Direction
Reproduce all the lines below exactly and omit the images.

Dataset entries
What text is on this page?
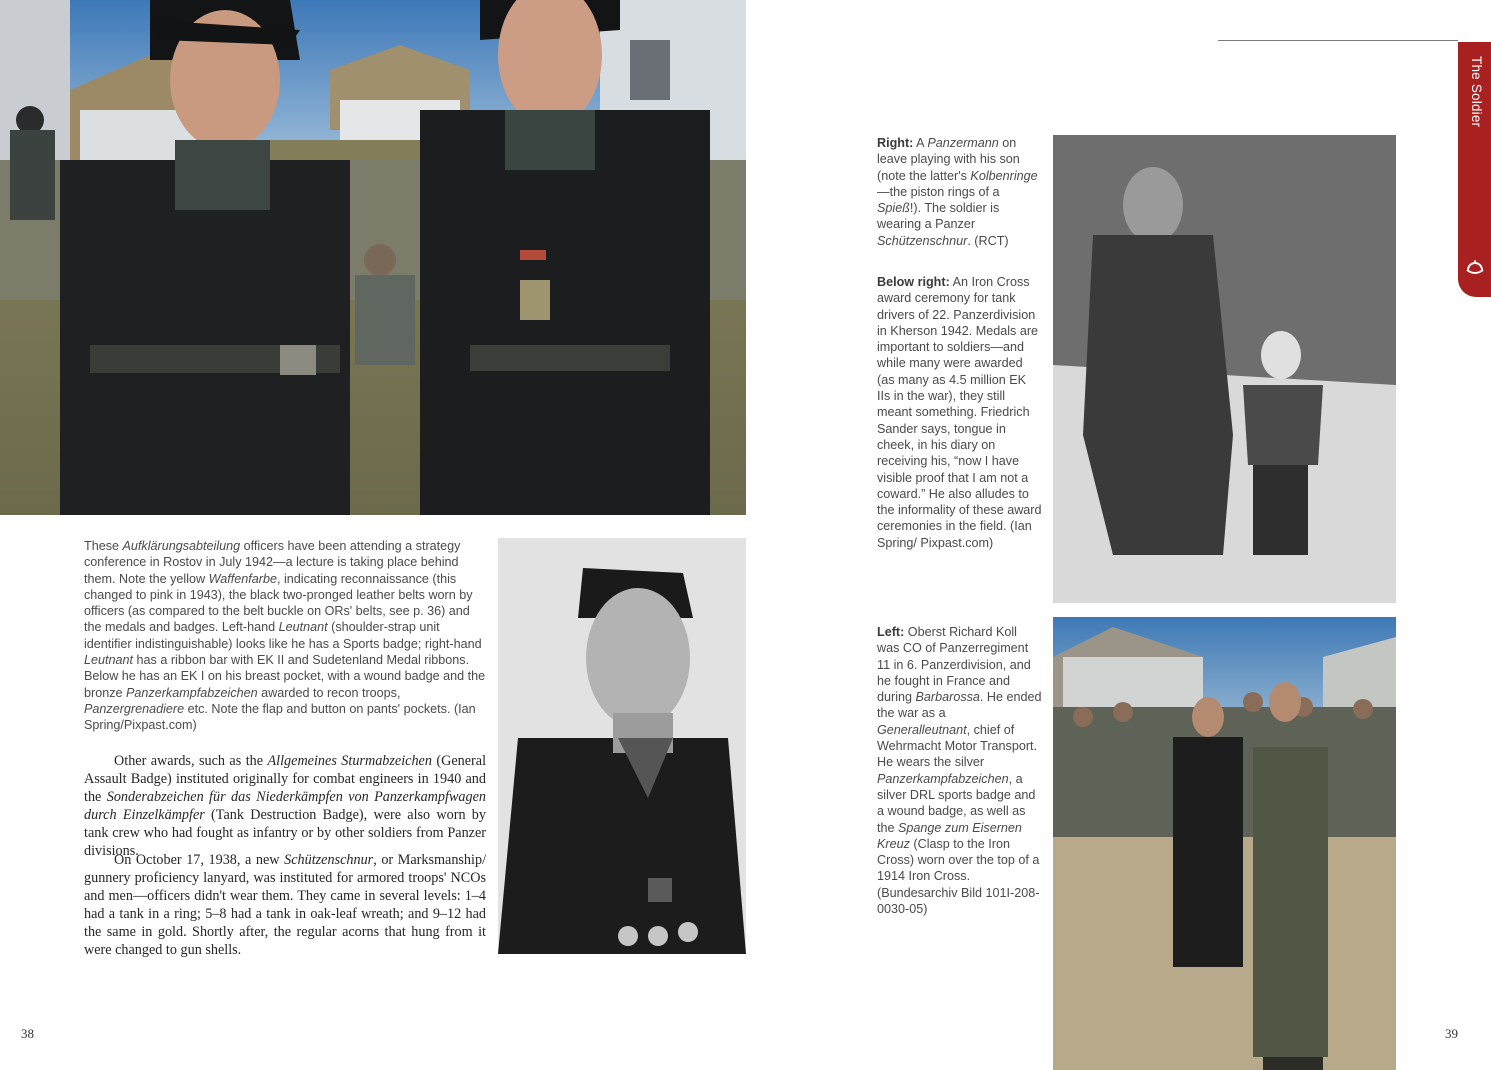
These Aufklärungsabteilung officers have been attending a strategy conference in Rostov in July 1942—a lecture is taking place behind them. Note the yellow Waffenfarbe, indicating reconnaissance (this changed to pink in 1943), the black two-pronged leather belts worn by officers (as compared to the belt buckle on ORs' belts, see p. 36) and the medals and badges. Left-hand Leutnant (shoulder-strap unit identifier indistinguishable) looks like he has a Sports badge; right-hand Leutnant has a ribbon bar with EK II and Sudetenland Medal ribbons. Below he has an EK I on his breast pocket, with a wound badge and the bronze Panzerkampfabzeichen awarded to recon troops, Panzergrenadiere etc. Note the flap and button on pants' pockets. (Ian Spring/Pixpast.com)

Other awards, such as the Allgemeines Sturmabzeichen (General Assault Badge) instituted originally for combat engineers in 1940 and the Sonderabzeichen für das Niederkämpfen von Panzerkampfwagen durch Einzelkämpfer (Tank Destruction Badge), were also worn by tank crew who had fought as infantry or by other soldiers from Panzer divisions.

On October 17, 1938, a new Schützenschnur, or Marksmanship/ gunnery proficiency lanyard, was instituted for armored troops' NCOs and men—officers didn't wear them. They came in several levels: 1–4 had a tank in a ring; 5–8 had a tank in oak-leaf wreath; and 9–12 had the same in gold. Shortly after, the regular acorns that hung from it were changed to gun shells.

Right: A Panzermann on leave playing with his son (note the latter's Kolbenringe—the piston rings of a Spieß!). The soldier is wearing a Panzer Schützenschnur. (RCT)
Below right: An Iron Cross award ceremony for tank drivers of 22. Panzerdivision in Kherson 1942. Medals are important to soldiers—and while many were awarded (as many as 4.5 million EK IIs in the war), they still meant something. Friedrich Sander says, tongue in cheek, in his diary on receiving his, “now I have visible proof that I am not a coward.” He also alludes to the informality of these award ceremonies in the field. (Ian Spring/ Pixpast.com)
Left: Oberst Richard Koll was CO of Panzerregiment 11 in 6. Panzerdivision, and he fought in France and during Barbarossa. He ended the war as a Generalleutnant, chief of Wehrmacht Motor Transport. He wears the silver Panzerkampfabzeichen, a silver DRL sports badge and a wound badge, as well as the Spange zum Eisernen Kreuz (Clasp to the Iron Cross) worn over the top of a 1914 Iron Cross. (Bundesarchiv Bild 101I-208-0030-05)
The Soldier
38	39
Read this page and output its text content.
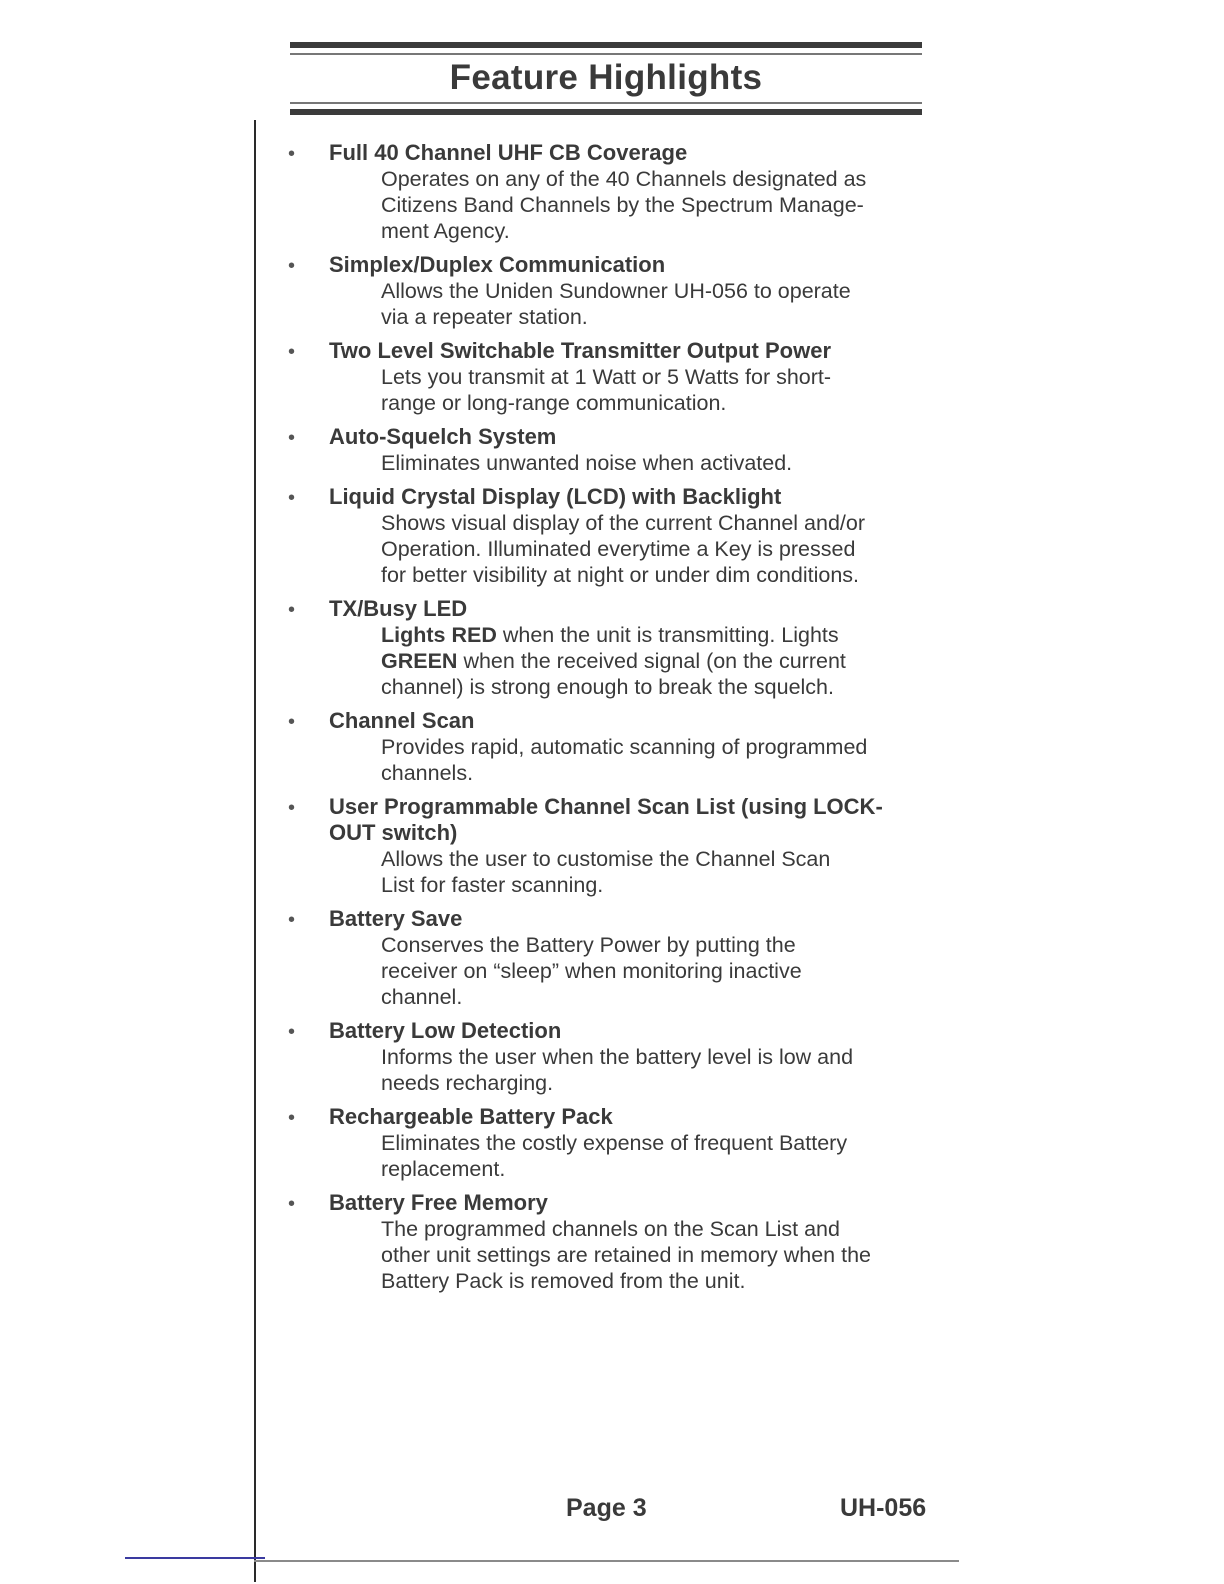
Feature Highlights
• Full 40 Channel UHF CB Coverage
Operates on any of the 40 Channels designated as
Citizens Band Channels by the Spectrum Manage-
ment Agency.
• Simplex/Duplex Communication
Allows the Uniden Sundowner UH-056 to operate
via a repeater station.
• Two Level Switchable Transmitter Output Power
Lets you transmit at 1 Watt or 5 Watts for short-
range or long-range communication.
• Auto-Squelch System
Eliminates unwanted noise when activated.
• Liquid Crystal Display (LCD) with Backlight
Shows visual display of the current Channel and/or
Operation. Illuminated everytime a Key is pressed
for better visibility at night or under dim conditions.
• TX/Busy LED
Lights RED when the unit is transmitting. Lights
GREEN when the received signal (on the current
channel) is strong enough to break the squelch.
• Channel Scan
Provides rapid, automatic scanning of programmed
channels.
• User Programmable Channel Scan List (using LOCK-
OUT switch)
Allows the user to customise the Channel Scan
List for faster scanning.
• Battery Save
Conserves the Battery Power by putting the
receiver on “sleep” when monitoring inactive
channel.
• Battery Low Detection
Informs the user when the battery level is low and
needs recharging.
• Rechargeable Battery Pack
Eliminates the costly expense of frequent Battery
replacement.
• Battery Free Memory
The programmed channels on the Scan List and
other unit settings are retained in memory when the
Battery Pack is removed from the unit.
Page 3	UH-056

Solution to the problem
What text is on this page?
These Aufklärungsabteilung officers have been attending a strategy conference in Rostov in July 1942—a lecture is taking place behind them. Note the yellow Waffenfarbe, indicating reconnaissance (this changed to pink in 1943), the black two-pronged leather belts worn by officers (as compared to the belt buckle on ORs' belts, see p. 36) and the medals and badges. Left-hand Leutnant (shoulder-strap unit identifier indistinguishable) looks like he has a Sports badge; right-hand Leutnant has a ribbon bar with EK II and Sudetenland Medal ribbons. Below he has an EK I on his breast pocket, with a wound badge and the bronze Panzerkampfabzeichen awarded to recon troops, Panzergrenadiere etc. Note the flap and button on pants' pockets. (Ian Spring/Pixpast.com)

Other awards, such as the Allgemeines Sturmabzeichen (General Assault Badge) instituted originally for combat engineers in 1940 and the Sonderabzeichen für das Niederkämpfen von Panzerkampfwagen durch Einzelkämpfer (Tank Destruction Badge), were also worn by tank crew who had fought as infantry or by other soldiers from Panzer divisions.

On October 17, 1938, a new Schützenschnur, or Marksmanship/ gunnery proficiency lanyard, was instituted for armored troops' NCOs and men—officers didn't wear them. They came in several levels: 1–4 had a tank in a ring; 5–8 had a tank in oak-leaf wreath; and 9–12 had the same in gold. Shortly after, the regular acorns that hung from it were changed to gun shells.

Right: A Panzermann on leave playing with his son (note the latter's Kolbenringe—the piston rings of a Spieß!). The soldier is wearing a Panzer Schützenschnur. (RCT)
Below right: An Iron Cross award ceremony for tank drivers of 22. Panzerdivision in Kherson 1942. Medals are important to soldiers—and while many were awarded (as many as 4.5 million EK IIs in the war), they still meant something. Friedrich Sander says, tongue in cheek, in his diary on receiving his, “now I have visible proof that I am not a coward.” He also alludes to the informality of these award ceremonies in the field. (Ian Spring/ Pixpast.com)
Left: Oberst Richard Koll was CO of Panzerregiment 11 in 6. Panzerdivision, and he fought in France and during Barbarossa. He ended the war as a Generalleutnant, chief of Wehrmacht Motor Transport. He wears the silver Panzerkampfabzeichen, a silver DRL sports badge and a wound badge, as well as the Spange zum Eisernen Kreuz (Clasp to the Iron Cross) worn over the top of a 1914 Iron Cross. (Bundesarchiv Bild 101I-208-0030-05)
The Soldier
38	39
Read this page and output its text content.
Feature Highlights
• Full 40 Channel UHF CB Coverage
Operates on any of the 40 Channels designated as
Citizens Band Channels by the Spectrum Manage-
ment Agency.
• Simplex/Duplex Communication
Allows the Uniden Sundowner UH-056 to operate
via a repeater station.
• Two Level Switchable Transmitter Output Power
Lets you transmit at 1 Watt or 5 Watts for short-
range or long-range communication.
• Auto-Squelch System
Eliminates unwanted noise when activated.
• Liquid Crystal Display (LCD) with Backlight
Shows visual display of the current Channel and/or
Operation. Illuminated everytime a Key is pressed
for better visibility at night or under dim conditions.
• TX/Busy LED
Lights RED when the unit is transmitting. Lights
GREEN when the received signal (on the current
channel) is strong enough to break the squelch.
• Channel Scan
Provides rapid, automatic scanning of programmed
channels.
• User Programmable Channel Scan List (using LOCK-
OUT switch)
Allows the user to customise the Channel Scan
List for faster scanning.
• Battery Save
Conserves the Battery Power by putting the
receiver on “sleep” when monitoring inactive
channel.
• Battery Low Detection
Informs the user when the battery level is low and
needs recharging.
• Rechargeable Battery Pack
Eliminates the costly expense of frequent Battery
replacement.
• Battery Free Memory
The programmed channels on the Scan List and
other unit settings are retained in memory when the
Battery Pack is removed from the unit.
Page 3	UH-056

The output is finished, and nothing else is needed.